>> BEGIN

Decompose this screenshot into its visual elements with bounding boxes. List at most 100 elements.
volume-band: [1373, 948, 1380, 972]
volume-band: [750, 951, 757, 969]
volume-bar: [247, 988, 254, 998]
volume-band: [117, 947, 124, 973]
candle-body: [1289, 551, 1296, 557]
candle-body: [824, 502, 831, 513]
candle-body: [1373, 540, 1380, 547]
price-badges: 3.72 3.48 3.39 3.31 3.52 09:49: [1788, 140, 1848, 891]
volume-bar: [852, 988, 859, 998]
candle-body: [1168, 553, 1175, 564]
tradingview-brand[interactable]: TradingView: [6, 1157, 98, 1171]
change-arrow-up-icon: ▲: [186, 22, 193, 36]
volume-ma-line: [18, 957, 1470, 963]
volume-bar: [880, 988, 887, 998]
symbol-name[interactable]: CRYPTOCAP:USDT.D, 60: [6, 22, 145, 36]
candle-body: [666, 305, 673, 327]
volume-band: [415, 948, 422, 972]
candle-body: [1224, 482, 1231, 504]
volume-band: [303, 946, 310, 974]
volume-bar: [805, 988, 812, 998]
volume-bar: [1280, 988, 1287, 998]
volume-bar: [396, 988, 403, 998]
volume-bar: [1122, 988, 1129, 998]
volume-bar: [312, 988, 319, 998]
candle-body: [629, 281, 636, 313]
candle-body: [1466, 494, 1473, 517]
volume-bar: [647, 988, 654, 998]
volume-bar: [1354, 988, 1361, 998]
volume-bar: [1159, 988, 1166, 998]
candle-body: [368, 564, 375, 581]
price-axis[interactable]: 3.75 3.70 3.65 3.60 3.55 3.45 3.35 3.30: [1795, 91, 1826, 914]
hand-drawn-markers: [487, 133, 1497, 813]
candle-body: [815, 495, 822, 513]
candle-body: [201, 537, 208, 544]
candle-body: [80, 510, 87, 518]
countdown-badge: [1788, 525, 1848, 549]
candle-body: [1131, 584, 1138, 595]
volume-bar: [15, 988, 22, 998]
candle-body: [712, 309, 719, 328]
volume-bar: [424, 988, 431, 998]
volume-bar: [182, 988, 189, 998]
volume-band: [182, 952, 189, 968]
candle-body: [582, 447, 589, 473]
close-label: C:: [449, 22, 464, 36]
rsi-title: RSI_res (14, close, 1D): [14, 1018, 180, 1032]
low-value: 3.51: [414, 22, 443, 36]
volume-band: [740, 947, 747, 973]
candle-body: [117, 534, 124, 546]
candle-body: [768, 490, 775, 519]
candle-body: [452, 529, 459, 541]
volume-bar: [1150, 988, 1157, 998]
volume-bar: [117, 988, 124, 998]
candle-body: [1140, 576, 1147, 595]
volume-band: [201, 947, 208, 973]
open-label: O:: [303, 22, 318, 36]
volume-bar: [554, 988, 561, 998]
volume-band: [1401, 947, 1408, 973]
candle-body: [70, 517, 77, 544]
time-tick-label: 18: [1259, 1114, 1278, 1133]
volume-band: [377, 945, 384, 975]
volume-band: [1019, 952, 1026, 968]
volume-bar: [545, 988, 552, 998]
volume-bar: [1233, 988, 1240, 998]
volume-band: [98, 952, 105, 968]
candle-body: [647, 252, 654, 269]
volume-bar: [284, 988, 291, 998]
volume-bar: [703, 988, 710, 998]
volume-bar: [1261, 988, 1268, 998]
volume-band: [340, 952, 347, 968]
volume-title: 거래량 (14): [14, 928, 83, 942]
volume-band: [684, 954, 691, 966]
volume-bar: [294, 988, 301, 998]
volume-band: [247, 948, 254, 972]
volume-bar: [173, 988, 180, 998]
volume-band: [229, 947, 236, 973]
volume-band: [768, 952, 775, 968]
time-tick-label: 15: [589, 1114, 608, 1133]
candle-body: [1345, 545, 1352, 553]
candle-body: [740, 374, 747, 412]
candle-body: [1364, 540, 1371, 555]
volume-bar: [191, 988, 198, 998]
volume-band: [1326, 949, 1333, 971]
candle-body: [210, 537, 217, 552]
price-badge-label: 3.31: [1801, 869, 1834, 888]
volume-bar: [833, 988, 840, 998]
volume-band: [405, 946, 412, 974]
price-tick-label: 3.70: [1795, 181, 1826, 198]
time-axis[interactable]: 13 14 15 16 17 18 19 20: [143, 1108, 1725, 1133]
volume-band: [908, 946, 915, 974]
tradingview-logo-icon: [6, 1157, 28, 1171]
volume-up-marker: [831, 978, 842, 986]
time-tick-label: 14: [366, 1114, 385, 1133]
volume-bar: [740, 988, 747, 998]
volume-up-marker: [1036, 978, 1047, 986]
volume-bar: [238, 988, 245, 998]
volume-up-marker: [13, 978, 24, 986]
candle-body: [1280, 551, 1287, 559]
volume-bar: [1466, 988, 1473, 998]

>> END

WORK INSTRUCTIONS
Rewrite the lines above as a numbered list, skipping any blank lines.

TASK RESULT
1. Decompose this screenshot into its visual elements with bounding boxes. List at most 100 elements.
2. volume-band: [1373, 948, 1380, 972]
3. volume-band: [750, 951, 757, 969]
4. volume-bar: [247, 988, 254, 998]
5. volume-band: [117, 947, 124, 973]
6. candle-body: [1289, 551, 1296, 557]
7. candle-body: [824, 502, 831, 513]
8. candle-body: [1373, 540, 1380, 547]
9. price-badges: 3.72 3.48 3.39 3.31 3.52 09:49: [1788, 140, 1848, 891]
10. volume-bar: [852, 988, 859, 998]
11. candle-body: [1168, 553, 1175, 564]
12. tradingview-brand[interactable]: TradingView: [6, 1157, 98, 1171]
13. change-arrow-up-icon: ▲: [186, 22, 193, 36]
14. volume-ma-line: [18, 957, 1470, 963]
15. volume-bar: [880, 988, 887, 998]
16. symbol-name[interactable]: CRYPTOCAP:USDT.D, 60: [6, 22, 145, 36]
17. candle-body: [666, 305, 673, 327]
18. volume-band: [415, 948, 422, 972]
19. candle-body: [1224, 482, 1231, 504]
20. volume-band: [303, 946, 310, 974]
21. volume-bar: [805, 988, 812, 998]
22. volume-bar: [1280, 988, 1287, 998]
23. volume-bar: [396, 988, 403, 998]
24. volume-bar: [1122, 988, 1129, 998]
25. volume-bar: [312, 988, 319, 998]
26. candle-body: [629, 281, 636, 313]
27. candle-body: [1466, 494, 1473, 517]
28. volume-bar: [647, 988, 654, 998]
29. volume-bar: [1354, 988, 1361, 998]
30. volume-bar: [1159, 988, 1166, 998]
31. candle-body: [368, 564, 375, 581]
32. price-axis[interactable]: 3.75 3.70 3.65 3.60 3.55 3.45 3.35 3.30: [1795, 91, 1826, 914]
33. hand-drawn-markers: [487, 133, 1497, 813]
34. candle-body: [815, 495, 822, 513]
35. candle-body: [201, 537, 208, 544]
36. candle-body: [80, 510, 87, 518]
37. countdown-badge: [1788, 525, 1848, 549]
38. candle-body: [1131, 584, 1138, 595]
39. volume-bar: [15, 988, 22, 998]
40. candle-body: [712, 309, 719, 328]
41. volume-bar: [424, 988, 431, 998]
42. volume-bar: [182, 988, 189, 998]
43. volume-band: [182, 952, 189, 968]
44. candle-body: [582, 447, 589, 473]
45. close-label: C:: [449, 22, 464, 36]
46. rsi-title: RSI_res (14, close, 1D): [14, 1018, 180, 1032]
47. low-value: 3.51: [414, 22, 443, 36]
48. volume-band: [740, 947, 747, 973]
49. candle-body: [117, 534, 124, 546]
50. candle-body: [768, 490, 775, 519]
51. candle-body: [452, 529, 459, 541]
52. volume-bar: [1150, 988, 1157, 998]
53. volume-bar: [117, 988, 124, 998]
54. candle-body: [1140, 576, 1147, 595]
55. volume-band: [201, 947, 208, 973]
56. open-label: O:: [303, 22, 318, 36]
57. volume-bar: [554, 988, 561, 998]
58. volume-band: [1401, 947, 1408, 973]
59. candle-body: [70, 517, 77, 544]
60. time-tick-label: 18: [1259, 1114, 1278, 1133]
61. volume-band: [377, 945, 384, 975]
62. volume-band: [1019, 952, 1026, 968]
63. volume-bar: [545, 988, 552, 998]
64. volume-bar: [1233, 988, 1240, 998]
65. volume-band: [98, 952, 105, 968]
66. candle-body: [647, 252, 654, 269]
67. volume-bar: [284, 988, 291, 998]
68. volume-bar: [703, 988, 710, 998]
69. volume-bar: [1261, 988, 1268, 998]
70. volume-band: [340, 952, 347, 968]
71. volume-title: 거래량 (14): [14, 928, 83, 942]
72. volume-band: [684, 954, 691, 966]
73. volume-bar: [294, 988, 301, 998]
74. volume-band: [247, 948, 254, 972]
75. volume-bar: [173, 988, 180, 998]
76. volume-band: [229, 947, 236, 973]
77. volume-band: [768, 952, 775, 968]
78. time-tick-label: 15: [589, 1114, 608, 1133]
79. candle-body: [1345, 545, 1352, 553]
80. candle-body: [740, 374, 747, 412]
81. candle-body: [1364, 540, 1371, 555]
82. volume-bar: [191, 988, 198, 998]
83. volume-band: [1326, 949, 1333, 971]
84. candle-body: [210, 537, 217, 552]
85. price-badge-label: 3.31: [1801, 869, 1834, 888]
86. volume-bar: [833, 988, 840, 998]
87. volume-band: [405, 946, 412, 974]
88. price-tick-label: 3.70: [1795, 181, 1826, 198]
89. time-axis[interactable]: 13 14 15 16 17 18 19 20: [143, 1108, 1725, 1133]
90. volume-band: [908, 946, 915, 974]
91. tradingview-logo-icon: [6, 1157, 28, 1171]
92. volume-up-marker: [831, 978, 842, 986]
93. time-tick-label: 14: [366, 1114, 385, 1133]
94. volume-bar: [740, 988, 747, 998]
95. volume-up-marker: [1036, 978, 1047, 986]
96. volume-bar: [238, 988, 245, 998]
97. volume-up-marker: [13, 978, 24, 986]
98. candle-body: [1280, 551, 1287, 559]
99. volume-bar: [1466, 988, 1473, 998]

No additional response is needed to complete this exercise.